Dataset listings of figures:
---
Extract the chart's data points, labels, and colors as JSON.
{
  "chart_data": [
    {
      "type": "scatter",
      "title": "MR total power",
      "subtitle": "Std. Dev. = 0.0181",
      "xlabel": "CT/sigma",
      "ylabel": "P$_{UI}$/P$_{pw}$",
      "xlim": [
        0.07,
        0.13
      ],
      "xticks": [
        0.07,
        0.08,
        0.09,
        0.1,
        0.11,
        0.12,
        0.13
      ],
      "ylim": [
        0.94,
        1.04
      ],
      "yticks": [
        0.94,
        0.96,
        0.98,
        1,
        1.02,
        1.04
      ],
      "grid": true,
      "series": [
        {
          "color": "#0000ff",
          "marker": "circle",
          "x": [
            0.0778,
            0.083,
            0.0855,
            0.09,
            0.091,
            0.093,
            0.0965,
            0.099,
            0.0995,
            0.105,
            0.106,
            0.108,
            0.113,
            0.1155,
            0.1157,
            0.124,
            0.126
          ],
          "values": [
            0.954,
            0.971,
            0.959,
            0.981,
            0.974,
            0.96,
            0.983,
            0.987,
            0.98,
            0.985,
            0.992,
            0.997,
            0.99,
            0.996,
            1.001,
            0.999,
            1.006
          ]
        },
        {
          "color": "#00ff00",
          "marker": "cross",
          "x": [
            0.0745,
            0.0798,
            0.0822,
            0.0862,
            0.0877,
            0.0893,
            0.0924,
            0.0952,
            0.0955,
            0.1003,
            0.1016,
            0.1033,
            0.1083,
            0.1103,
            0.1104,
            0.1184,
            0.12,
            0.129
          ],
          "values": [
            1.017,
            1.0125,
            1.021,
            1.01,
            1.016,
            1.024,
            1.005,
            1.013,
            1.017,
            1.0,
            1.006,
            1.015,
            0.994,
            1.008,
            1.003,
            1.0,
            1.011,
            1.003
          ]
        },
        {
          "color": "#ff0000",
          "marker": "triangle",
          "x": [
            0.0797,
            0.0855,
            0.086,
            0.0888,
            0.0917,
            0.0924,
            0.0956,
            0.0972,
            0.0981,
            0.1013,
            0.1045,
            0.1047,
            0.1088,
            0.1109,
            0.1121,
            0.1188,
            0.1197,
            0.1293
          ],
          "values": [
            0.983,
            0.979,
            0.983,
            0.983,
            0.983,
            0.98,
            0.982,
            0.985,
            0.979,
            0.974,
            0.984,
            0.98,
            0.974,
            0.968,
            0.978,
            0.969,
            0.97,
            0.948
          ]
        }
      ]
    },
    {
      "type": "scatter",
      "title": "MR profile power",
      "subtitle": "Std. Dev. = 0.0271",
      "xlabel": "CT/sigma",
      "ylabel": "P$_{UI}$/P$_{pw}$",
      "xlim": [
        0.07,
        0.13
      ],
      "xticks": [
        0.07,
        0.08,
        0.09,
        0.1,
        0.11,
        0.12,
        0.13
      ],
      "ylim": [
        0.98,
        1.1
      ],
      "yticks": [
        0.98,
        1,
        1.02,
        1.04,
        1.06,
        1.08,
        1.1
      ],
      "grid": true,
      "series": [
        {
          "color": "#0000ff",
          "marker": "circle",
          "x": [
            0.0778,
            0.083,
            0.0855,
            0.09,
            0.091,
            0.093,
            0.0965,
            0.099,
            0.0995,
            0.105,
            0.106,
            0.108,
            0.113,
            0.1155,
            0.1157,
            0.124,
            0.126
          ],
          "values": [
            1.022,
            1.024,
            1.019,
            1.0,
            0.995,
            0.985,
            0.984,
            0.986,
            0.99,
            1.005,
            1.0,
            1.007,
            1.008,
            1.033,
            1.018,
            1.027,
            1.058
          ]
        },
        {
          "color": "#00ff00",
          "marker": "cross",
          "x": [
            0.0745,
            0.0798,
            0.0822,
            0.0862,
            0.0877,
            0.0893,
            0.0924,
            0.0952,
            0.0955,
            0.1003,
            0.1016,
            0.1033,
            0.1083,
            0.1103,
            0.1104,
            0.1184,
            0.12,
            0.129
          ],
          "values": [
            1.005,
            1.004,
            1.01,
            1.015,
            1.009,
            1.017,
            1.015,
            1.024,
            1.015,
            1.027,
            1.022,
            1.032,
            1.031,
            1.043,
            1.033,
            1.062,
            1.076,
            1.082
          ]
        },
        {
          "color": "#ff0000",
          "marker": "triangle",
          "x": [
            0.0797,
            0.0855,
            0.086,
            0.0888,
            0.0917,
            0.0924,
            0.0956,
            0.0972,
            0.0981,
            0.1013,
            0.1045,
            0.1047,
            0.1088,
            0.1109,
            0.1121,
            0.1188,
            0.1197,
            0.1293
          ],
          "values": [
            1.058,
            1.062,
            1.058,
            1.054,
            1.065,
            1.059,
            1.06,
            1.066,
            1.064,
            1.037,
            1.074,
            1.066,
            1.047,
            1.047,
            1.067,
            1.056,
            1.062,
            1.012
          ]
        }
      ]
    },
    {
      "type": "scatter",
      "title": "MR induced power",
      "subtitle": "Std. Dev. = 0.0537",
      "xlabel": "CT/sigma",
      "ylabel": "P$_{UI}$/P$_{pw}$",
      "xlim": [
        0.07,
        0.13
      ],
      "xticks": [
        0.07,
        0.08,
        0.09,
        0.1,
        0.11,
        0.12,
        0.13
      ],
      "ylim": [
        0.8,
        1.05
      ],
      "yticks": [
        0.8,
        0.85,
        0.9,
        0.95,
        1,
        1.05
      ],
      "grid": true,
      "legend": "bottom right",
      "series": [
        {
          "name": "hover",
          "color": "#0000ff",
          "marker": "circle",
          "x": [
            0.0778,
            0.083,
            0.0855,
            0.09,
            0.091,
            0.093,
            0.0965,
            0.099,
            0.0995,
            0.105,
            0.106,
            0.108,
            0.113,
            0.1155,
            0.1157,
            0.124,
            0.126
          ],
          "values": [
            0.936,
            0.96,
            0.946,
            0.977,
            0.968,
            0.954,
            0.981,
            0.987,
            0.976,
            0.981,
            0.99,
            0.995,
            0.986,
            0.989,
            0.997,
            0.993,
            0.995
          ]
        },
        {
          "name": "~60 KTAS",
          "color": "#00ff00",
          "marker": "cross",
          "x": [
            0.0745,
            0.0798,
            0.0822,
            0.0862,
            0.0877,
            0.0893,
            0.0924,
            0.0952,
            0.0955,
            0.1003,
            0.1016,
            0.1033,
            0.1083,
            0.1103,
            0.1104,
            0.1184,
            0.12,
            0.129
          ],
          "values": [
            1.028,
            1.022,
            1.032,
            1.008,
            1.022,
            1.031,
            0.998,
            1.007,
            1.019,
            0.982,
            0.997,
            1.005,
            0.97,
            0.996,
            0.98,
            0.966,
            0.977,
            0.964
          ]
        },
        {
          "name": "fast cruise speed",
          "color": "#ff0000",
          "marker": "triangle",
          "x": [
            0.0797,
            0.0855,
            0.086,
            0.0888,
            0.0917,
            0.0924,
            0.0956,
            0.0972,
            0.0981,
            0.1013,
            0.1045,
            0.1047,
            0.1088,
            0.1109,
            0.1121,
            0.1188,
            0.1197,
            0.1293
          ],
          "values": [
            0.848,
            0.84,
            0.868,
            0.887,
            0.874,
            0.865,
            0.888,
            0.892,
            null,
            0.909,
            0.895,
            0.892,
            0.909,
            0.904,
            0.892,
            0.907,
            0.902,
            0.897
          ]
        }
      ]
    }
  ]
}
---
What the exercise asks: Write out the data exactly as it stands.

The output:
Extract the chart's data points, labels, and colors as JSON.
{
  "chart_data": [
    {
      "type": "scatter",
      "title": "MR total power",
      "subtitle": "Std. Dev. = 0.0181",
      "xlabel": "CT/sigma",
      "ylabel": "P$_{UI}$/P$_{pw}$",
      "xlim": [
        0.07,
        0.13
      ],
      "xticks": [
        0.07,
        0.08,
        0.09,
        0.1,
        0.11,
        0.12,
        0.13
      ],
      "ylim": [
        0.94,
        1.04
      ],
      "yticks": [
        0.94,
        0.96,
        0.98,
        1,
        1.02,
        1.04
      ],
      "grid": true,
      "series": [
        {
          "color": "#0000ff",
          "marker": "circle",
          "x": [
            0.0778,
            0.083,
            0.0855,
            0.09,
            0.091,
            0.093,
            0.0965,
            0.099,
            0.0995,
            0.105,
            0.106,
            0.108,
            0.113,
            0.1155,
            0.1157,
            0.124,
            0.126
          ],
          "values": [
            0.954,
            0.971,
            0.959,
            0.981,
            0.974,
            0.96,
            0.983,
            0.987,
            0.98,
            0.985,
            0.992,
            0.997,
            0.99,
            0.996,
            1.001,
            0.999,
            1.006
          ]
        },
        {
          "color": "#00ff00",
          "marker": "cross",
          "x": [
            0.0745,
            0.0798,
            0.0822,
            0.0862,
            0.0877,
            0.0893,
            0.0924,
            0.0952,
            0.0955,
            0.1003,
            0.1016,
            0.1033,
            0.1083,
            0.1103,
            0.1104,
            0.1184,
            0.12,
            0.129
          ],
          "values": [
            1.017,
            1.0125,
            1.021,
            1.01,
            1.016,
            1.024,
            1.005,
            1.013,
            1.017,
            1.0,
            1.006,
            1.015,
            0.994,
            1.008,
            1.003,
            1.0,
            1.011,
            1.003
          ]
        },
        {
          "color": "#ff0000",
          "marker": "triangle",
          "x": [
            0.0797,
            0.0855,
            0.086,
            0.0888,
            0.0917,
            0.0924,
            0.0956,
            0.0972,
            0.0981,
            0.1013,
            0.1045,
            0.1047,
            0.1088,
            0.1109,
            0.1121,
            0.1188,
            0.1197,
            0.1293
          ],
          "values": [
            0.983,
            0.979,
            0.983,
            0.983,
            0.983,
            0.98,
            0.982,
            0.985,
            0.979,
            0.974,
            0.984,
            0.98,
            0.974,
            0.968,
            0.978,
            0.969,
            0.97,
            0.948
          ]
        }
      ]
    },
    {
      "type": "scatter",
      "title": "MR profile power",
      "subtitle": "Std. Dev. = 0.0271",
      "xlabel": "CT/sigma",
      "ylabel": "P$_{UI}$/P$_{pw}$",
      "xlim": [
        0.07,
        0.13
      ],
      "xticks": [
        0.07,
        0.08,
        0.09,
        0.1,
        0.11,
        0.12,
        0.13
      ],
      "ylim": [
        0.98,
        1.1
      ],
      "yticks": [
        0.98,
        1,
        1.02,
        1.04,
        1.06,
        1.08,
        1.1
      ],
      "grid": true,
      "series": [
        {
          "color": "#0000ff",
          "marker": "circle",
          "x": [
            0.0778,
            0.083,
            0.0855,
            0.09,
            0.091,
            0.093,
            0.0965,
            0.099,
            0.0995,
            0.105,
            0.106,
            0.108,
            0.113,
            0.1155,
            0.1157,
            0.124,
            0.126
          ],
          "values": [
            1.022,
            1.024,
            1.019,
            1.0,
            0.995,
            0.985,
            0.984,
            0.986,
            0.99,
            1.005,
            1.0,
            1.007,
            1.008,
            1.033,
            1.018,
            1.027,
            1.058
          ]
        },
        {
          "color": "#00ff00",
          "marker": "cross",
          "x": [
            0.0745,
            0.0798,
            0.0822,
            0.0862,
            0.0877,
            0.0893,
            0.0924,
            0.0952,
            0.0955,
            0.1003,
            0.1016,
            0.1033,
            0.1083,
            0.1103,
            0.1104,
            0.1184,
            0.12,
            0.129
          ],
          "values": [
            1.005,
            1.004,
            1.01,
            1.015,
            1.009,
            1.017,
            1.015,
            1.024,
            1.015,
            1.027,
            1.022,
            1.032,
            1.031,
            1.043,
            1.033,
            1.062,
            1.076,
            1.082
          ]
        },
        {
          "color": "#ff0000",
          "marker": "triangle",
          "x": [
            0.0797,
            0.0855,
            0.086,
            0.0888,
            0.0917,
            0.0924,
            0.0956,
            0.0972,
            0.0981,
            0.1013,
            0.1045,
            0.1047,
            0.1088,
            0.1109,
            0.1121,
            0.1188,
            0.1197,
            0.1293
          ],
          "values": [
            1.058,
            1.062,
            1.058,
            1.054,
            1.065,
            1.059,
            1.06,
            1.066,
            1.064,
            1.037,
            1.074,
            1.066,
            1.047,
            1.047,
            1.067,
            1.056,
            1.062,
            1.012
          ]
        }
      ]
    },
    {
      "type": "scatter",
      "title": "MR induced power",
      "subtitle": "Std. Dev. = 0.0537",
      "xlabel": "CT/sigma",
      "ylabel": "P$_{UI}$/P$_{pw}$",
      "xlim": [
        0.07,
        0.13
      ],
      "xticks": [
        0.07,
        0.08,
        0.09,
        0.1,
        0.11,
        0.12,
        0.13
      ],
      "ylim": [
        0.8,
        1.05
      ],
      "yticks": [
        0.8,
        0.85,
        0.9,
        0.95,
        1,
        1.05
      ],
      "grid": true,
      "legend": "bottom right",
      "series": [
        {
          "name": "hover",
          "color": "#0000ff",
          "marker": "circle",
          "x": [
            0.0778,
            0.083,
            0.0855,
            0.09,
            0.091,
            0.093,
            0.0965,
            0.099,
            0.0995,
            0.105,
            0.106,
            0.108,
            0.113,
            0.1155,
            0.1157,
            0.124,
            0.126
          ],
          "values": [
            0.936,
            0.96,
            0.946,
            0.977,
            0.968,
            0.954,
            0.981,
            0.987,
            0.976,
            0.981,
            0.99,
            0.995,
            0.986,
            0.989,
            0.997,
            0.993,
            0.995
          ]
        },
        {
          "name": "~60 KTAS",
          "color": "#00ff00",
          "marker": "cross",
          "x": [
            0.0745,
            0.0798,
            0.0822,
            0.0862,
            0.0877,
            0.0893,
            0.0924,
            0.0952,
            0.0955,
            0.1003,
            0.1016,
            0.1033,
            0.1083,
            0.1103,
            0.1104,
            0.1184,
            0.12,
            0.129
          ],
          "values": [
            1.028,
            1.022,
            1.032,
            1.008,
            1.022,
            1.031,
            0.998,
            1.007,
            1.019,
            0.982,
            0.997,
            1.005,
            0.97,
            0.996,
            0.98,
            0.966,
            0.977,
            0.964
          ]
        },
        {
          "name": "fast cruise speed",
          "color": "#ff0000",
          "marker": "triangle",
          "x": [
            0.0797,
            0.0855,
            0.086,
            0.0888,
            0.0917,
            0.0924,
            0.0956,
            0.0972,
            0.0981,
            0.1013,
            0.1045,
            0.1047,
            0.1088,
            0.1109,
            0.1121,
            0.1188,
            0.1197,
            0.1293
          ],
          "values": [
            0.848,
            0.84,
            0.868,
            0.887,
            0.874,
            0.865,
            0.888,
            0.892,
            null,
            0.909,
            0.895,
            0.892,
            0.909,
            0.904,
            0.892,
            0.907,
            0.902,
            0.897
          ]
        }
      ]
    }
  ]
}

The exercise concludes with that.